* [Consigne donnée A]:
Répondez aux questions suivantes d'après l'extrait sur la loi de Finances 2011 :
(i) Sur quelle période portent les résultats d'exécution de la loi de Finances 2011 qui sont évoqués ?
(ii) Quelle charge constitue l'exception aux évolutions favorables ?
(iii) Pour quelle raison cette charge s'est-elle inscrite en nette augmentation ?
* [Consigne donnée B]:
Recopiez le passage de l'extrait sur la loi de Finances 2011 compris entre « L’exception à cette » et « de taux d’endettement. », ces deux passages inclus.

* [Texte fourni]:
━━━━━━━━━━━━━━━━

Fouzia Zaâboul : Tout d’abord, il faut rappeler que les résultats de l’exécution de la loi de Finances 2011 au terme des sept premiers mois font ressortir des évolutions favorables en comparaison avec aussi bien les réalisations de la même période de 2010 que les prévisions initiales.
L’exception à cette évolution concerne, toutefois, la charge au titre des dépenses de la compensation qui s’est inscrite en nette augmentation en raison de la flambée des cours internationaux des produits énergétiques et alimentaires. Cette augmentation de la charge de la compensation, conjuguée à l’impact des mesures décidées dans le cadre de la dernière session du dialogue social, ne manquerait certainement pas d’avoir un impact sur les  résultats de clôture de l’année budgétaire en termes de déficit et de taux d’endettement.

━━━━━━━━━━━━━━━━

* [Enregistrements de données]:
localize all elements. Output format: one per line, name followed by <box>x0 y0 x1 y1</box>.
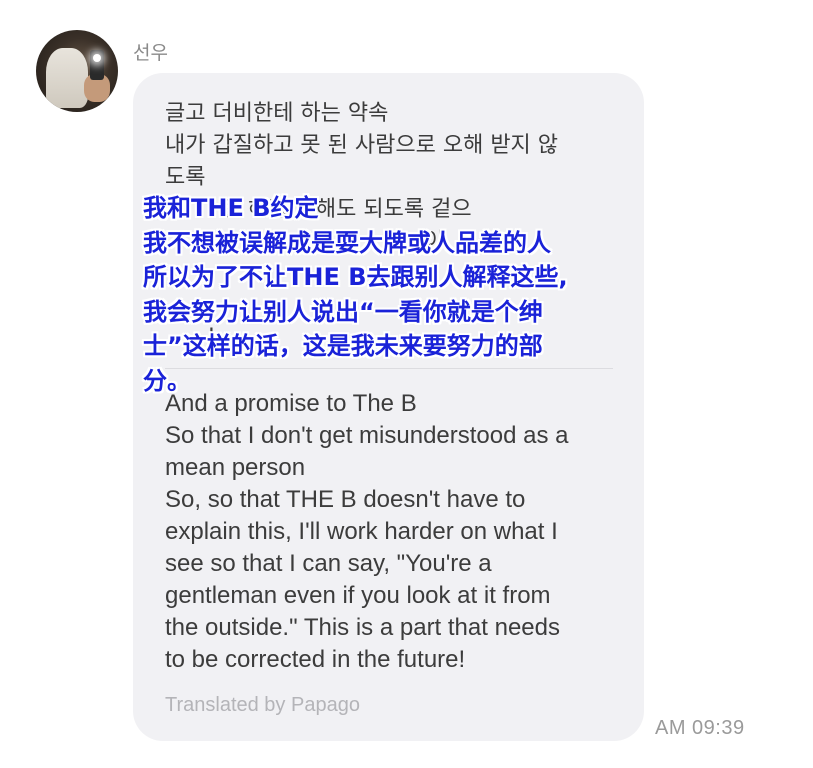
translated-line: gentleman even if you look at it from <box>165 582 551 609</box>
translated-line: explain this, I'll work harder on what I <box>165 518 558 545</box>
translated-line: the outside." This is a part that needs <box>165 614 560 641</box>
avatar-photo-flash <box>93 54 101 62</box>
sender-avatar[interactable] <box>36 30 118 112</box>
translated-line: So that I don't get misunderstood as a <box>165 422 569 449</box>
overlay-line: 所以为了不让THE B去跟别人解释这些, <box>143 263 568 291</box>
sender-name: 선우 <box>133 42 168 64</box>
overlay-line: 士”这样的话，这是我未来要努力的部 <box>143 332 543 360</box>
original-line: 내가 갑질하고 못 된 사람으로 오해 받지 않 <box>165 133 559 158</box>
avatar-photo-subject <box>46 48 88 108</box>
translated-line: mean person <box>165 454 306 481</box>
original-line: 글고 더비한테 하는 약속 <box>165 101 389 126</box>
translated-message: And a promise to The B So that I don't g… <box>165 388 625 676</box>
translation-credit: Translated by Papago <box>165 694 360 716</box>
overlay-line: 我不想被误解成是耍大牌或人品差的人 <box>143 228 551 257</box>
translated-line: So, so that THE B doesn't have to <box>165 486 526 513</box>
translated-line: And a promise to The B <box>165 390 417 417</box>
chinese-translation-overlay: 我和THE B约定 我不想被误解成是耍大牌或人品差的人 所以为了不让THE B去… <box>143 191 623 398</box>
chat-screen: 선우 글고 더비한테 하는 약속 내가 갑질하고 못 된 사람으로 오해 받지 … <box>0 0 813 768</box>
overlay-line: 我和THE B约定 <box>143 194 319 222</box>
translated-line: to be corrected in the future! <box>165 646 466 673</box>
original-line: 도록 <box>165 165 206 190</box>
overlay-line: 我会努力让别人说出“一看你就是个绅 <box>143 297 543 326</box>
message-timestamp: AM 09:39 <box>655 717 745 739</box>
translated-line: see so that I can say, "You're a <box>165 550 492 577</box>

━━━━━━━━━━━━━━━━

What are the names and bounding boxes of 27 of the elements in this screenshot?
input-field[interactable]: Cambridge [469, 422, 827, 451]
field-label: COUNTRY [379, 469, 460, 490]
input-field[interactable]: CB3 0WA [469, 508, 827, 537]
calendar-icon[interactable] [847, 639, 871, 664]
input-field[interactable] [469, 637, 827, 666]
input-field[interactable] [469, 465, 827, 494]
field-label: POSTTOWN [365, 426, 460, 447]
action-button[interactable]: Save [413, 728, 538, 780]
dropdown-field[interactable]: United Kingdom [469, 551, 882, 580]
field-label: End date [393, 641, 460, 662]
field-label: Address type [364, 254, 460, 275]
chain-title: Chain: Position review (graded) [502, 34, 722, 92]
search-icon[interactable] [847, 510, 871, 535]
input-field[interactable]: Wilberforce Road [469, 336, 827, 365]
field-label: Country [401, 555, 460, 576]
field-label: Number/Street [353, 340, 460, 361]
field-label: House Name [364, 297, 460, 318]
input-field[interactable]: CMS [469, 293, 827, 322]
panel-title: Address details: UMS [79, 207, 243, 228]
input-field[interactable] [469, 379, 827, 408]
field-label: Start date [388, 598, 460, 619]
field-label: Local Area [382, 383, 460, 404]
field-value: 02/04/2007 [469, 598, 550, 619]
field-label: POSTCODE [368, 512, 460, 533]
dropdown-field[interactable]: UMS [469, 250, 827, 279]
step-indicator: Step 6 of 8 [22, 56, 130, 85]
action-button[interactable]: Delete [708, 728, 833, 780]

━━━━━━━━━━━━━━━━

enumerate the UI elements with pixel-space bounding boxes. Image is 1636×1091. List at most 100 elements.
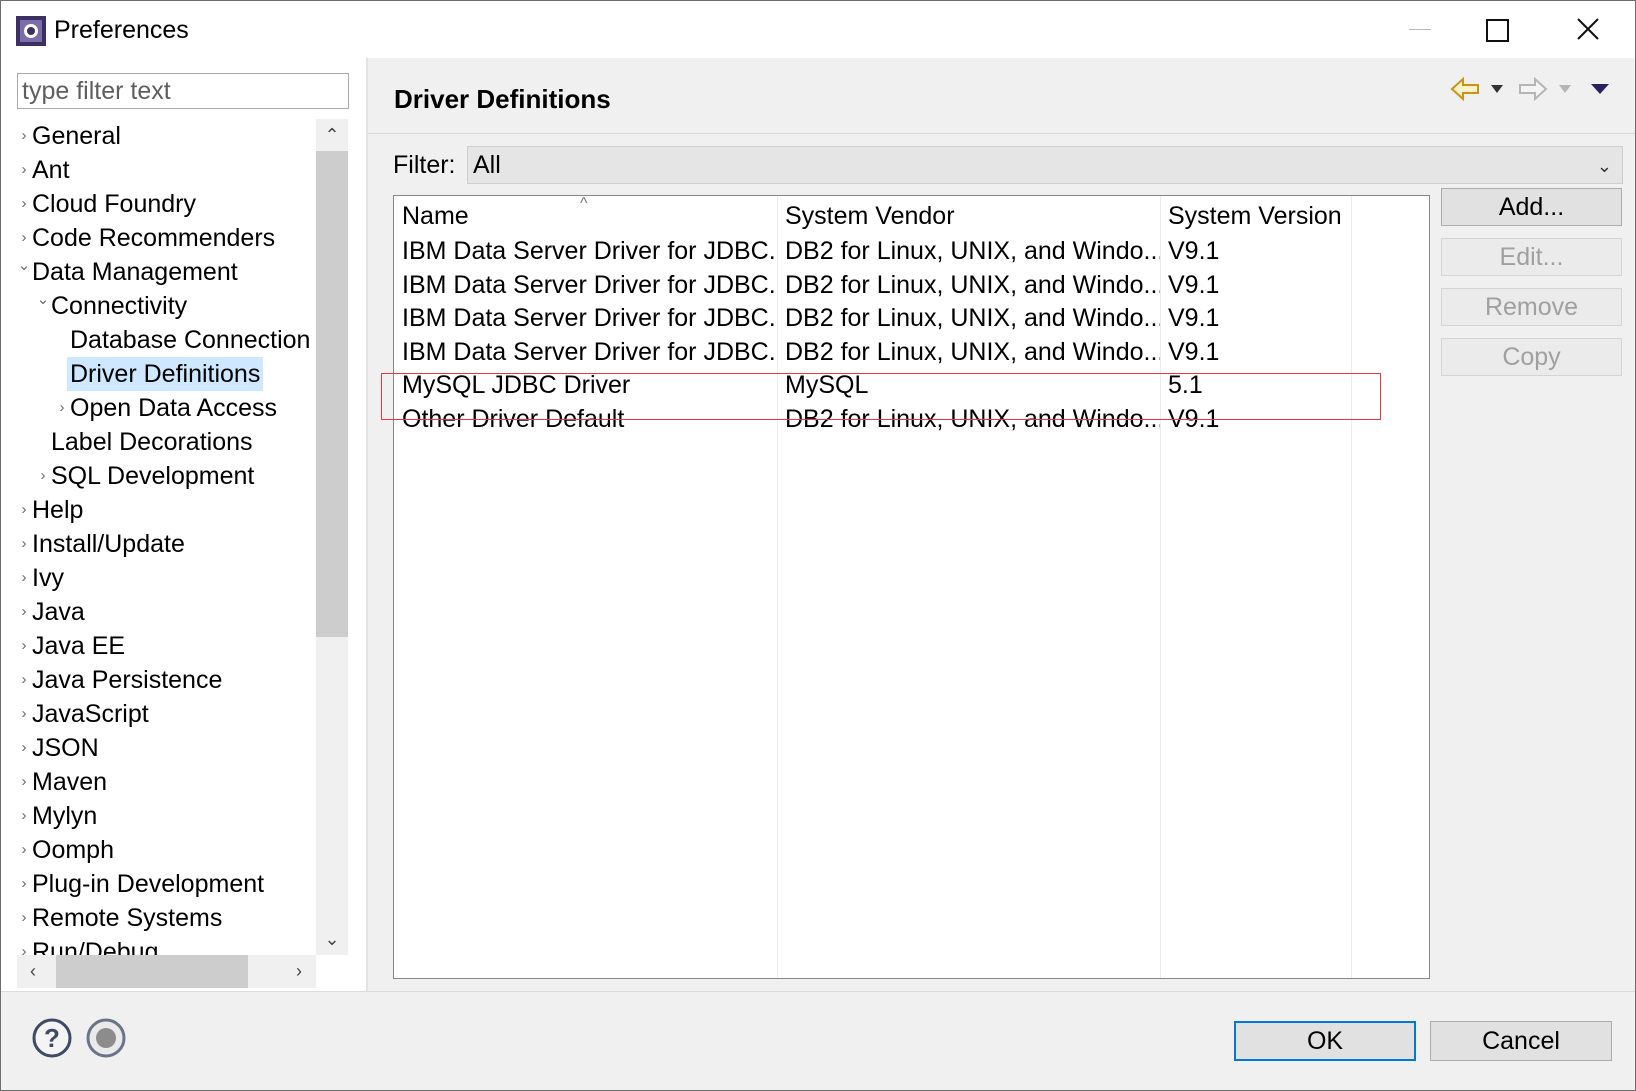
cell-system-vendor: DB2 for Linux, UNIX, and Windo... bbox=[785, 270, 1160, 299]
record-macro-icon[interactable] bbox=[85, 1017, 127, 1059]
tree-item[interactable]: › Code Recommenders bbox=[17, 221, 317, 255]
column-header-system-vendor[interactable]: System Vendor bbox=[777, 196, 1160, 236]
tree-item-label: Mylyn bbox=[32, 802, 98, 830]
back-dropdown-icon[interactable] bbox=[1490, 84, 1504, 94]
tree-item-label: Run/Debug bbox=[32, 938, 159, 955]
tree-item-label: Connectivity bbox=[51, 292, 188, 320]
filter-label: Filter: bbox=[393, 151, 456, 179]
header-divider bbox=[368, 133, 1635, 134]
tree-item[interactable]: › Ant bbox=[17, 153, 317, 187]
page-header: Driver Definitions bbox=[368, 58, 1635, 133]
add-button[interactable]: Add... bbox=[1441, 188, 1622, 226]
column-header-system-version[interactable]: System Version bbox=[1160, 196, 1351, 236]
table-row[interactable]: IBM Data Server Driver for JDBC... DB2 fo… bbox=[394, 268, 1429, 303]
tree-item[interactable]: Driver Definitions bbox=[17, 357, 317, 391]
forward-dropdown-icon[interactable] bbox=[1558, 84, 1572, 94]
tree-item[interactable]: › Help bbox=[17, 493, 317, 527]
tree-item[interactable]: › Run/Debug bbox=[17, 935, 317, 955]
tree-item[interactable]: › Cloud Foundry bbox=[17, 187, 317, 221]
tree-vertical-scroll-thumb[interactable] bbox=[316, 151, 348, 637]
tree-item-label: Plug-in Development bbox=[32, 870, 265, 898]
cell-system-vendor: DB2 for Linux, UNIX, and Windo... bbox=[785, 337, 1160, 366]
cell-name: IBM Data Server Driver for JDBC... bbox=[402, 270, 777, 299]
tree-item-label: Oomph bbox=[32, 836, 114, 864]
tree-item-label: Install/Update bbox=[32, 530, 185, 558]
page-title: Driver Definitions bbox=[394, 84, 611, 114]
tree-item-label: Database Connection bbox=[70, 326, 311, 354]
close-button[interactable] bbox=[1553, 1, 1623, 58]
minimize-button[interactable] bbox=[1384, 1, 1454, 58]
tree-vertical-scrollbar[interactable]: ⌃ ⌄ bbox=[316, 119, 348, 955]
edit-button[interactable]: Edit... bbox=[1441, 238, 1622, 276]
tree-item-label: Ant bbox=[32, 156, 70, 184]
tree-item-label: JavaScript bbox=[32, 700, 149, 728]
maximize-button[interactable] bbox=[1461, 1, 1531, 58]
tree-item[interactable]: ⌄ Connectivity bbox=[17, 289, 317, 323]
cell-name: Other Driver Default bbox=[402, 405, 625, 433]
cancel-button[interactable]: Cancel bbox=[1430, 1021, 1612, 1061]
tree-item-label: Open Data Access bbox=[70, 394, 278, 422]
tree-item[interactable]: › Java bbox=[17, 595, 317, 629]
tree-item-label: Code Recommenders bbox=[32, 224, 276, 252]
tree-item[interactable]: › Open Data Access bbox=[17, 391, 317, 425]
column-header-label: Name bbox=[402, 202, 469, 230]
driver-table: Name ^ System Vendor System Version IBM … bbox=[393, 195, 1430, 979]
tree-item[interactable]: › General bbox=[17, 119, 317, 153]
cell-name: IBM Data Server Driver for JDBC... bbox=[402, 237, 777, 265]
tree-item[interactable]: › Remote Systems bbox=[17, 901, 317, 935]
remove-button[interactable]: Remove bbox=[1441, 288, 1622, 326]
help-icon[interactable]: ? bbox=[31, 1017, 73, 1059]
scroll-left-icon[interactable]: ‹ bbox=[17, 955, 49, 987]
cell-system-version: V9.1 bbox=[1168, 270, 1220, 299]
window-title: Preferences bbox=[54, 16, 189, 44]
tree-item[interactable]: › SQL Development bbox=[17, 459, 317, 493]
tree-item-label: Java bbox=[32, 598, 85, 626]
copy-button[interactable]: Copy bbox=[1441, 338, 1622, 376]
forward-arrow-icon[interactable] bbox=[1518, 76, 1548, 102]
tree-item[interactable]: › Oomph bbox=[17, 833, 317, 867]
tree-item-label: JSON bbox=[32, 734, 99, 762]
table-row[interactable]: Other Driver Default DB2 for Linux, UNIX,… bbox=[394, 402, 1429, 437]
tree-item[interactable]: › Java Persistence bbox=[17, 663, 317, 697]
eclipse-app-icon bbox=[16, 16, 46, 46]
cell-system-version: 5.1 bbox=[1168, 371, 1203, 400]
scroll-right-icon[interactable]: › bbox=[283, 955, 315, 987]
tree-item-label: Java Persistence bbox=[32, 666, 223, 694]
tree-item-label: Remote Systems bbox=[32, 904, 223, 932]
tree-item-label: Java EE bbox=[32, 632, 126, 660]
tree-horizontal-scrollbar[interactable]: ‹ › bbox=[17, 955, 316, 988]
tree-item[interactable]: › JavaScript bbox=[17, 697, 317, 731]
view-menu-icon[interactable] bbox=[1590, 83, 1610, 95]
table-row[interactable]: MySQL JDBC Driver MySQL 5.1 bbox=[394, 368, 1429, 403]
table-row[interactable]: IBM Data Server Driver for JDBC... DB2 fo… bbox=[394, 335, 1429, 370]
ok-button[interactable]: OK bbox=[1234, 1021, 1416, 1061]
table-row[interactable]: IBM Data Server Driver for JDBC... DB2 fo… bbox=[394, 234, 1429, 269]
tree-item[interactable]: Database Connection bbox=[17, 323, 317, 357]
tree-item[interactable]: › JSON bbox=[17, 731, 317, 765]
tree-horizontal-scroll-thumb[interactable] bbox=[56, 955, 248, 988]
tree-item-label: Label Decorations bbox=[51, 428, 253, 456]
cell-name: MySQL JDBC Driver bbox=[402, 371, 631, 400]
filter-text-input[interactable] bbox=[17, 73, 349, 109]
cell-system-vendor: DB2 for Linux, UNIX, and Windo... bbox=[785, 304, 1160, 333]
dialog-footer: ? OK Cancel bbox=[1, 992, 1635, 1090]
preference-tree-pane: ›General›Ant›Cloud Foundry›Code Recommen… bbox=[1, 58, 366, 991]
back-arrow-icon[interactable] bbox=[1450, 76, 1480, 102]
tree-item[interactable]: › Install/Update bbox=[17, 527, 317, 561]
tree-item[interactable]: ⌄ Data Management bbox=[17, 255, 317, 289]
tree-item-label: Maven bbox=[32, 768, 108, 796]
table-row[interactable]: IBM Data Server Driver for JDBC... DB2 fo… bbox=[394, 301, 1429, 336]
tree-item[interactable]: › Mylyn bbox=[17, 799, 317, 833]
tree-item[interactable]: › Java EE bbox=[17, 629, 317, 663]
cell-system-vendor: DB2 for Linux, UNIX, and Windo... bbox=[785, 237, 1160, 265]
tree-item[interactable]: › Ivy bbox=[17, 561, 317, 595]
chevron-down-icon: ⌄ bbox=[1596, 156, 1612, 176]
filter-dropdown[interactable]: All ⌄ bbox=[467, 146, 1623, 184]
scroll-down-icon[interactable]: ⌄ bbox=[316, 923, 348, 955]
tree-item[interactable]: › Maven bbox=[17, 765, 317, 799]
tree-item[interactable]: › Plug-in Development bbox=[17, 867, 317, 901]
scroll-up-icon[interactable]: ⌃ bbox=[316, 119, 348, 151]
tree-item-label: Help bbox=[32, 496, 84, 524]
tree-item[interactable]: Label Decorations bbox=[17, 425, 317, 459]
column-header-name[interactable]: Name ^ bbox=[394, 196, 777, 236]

━━━━━━━━━━━━━━━━

* [Résultat A]:
(i) Les sept premiers mois.
(ii) La charge au titre des dépenses de la compensation.
(iii) La flambée des cours internationaux des produits énergétiques et alimentaires.

* [Résultat B]:
L’exception à cette évolution concerne, toutefois, la charge au titre des dépenses de la compensation qui s’est inscrite en nette augmentation en raison de la flambée des cours internationaux des produits énergétiques et alimentaires. Cette augmentation de la charge de la compensation, conjuguée à l’impact des mesures décidées dans le cadre de la dernière session du dialogue social, ne manquerait certainement pas d’avoir un impact sur les  résultats de clôture de l’année budgétaire en termes de déficit et de taux d’endettement.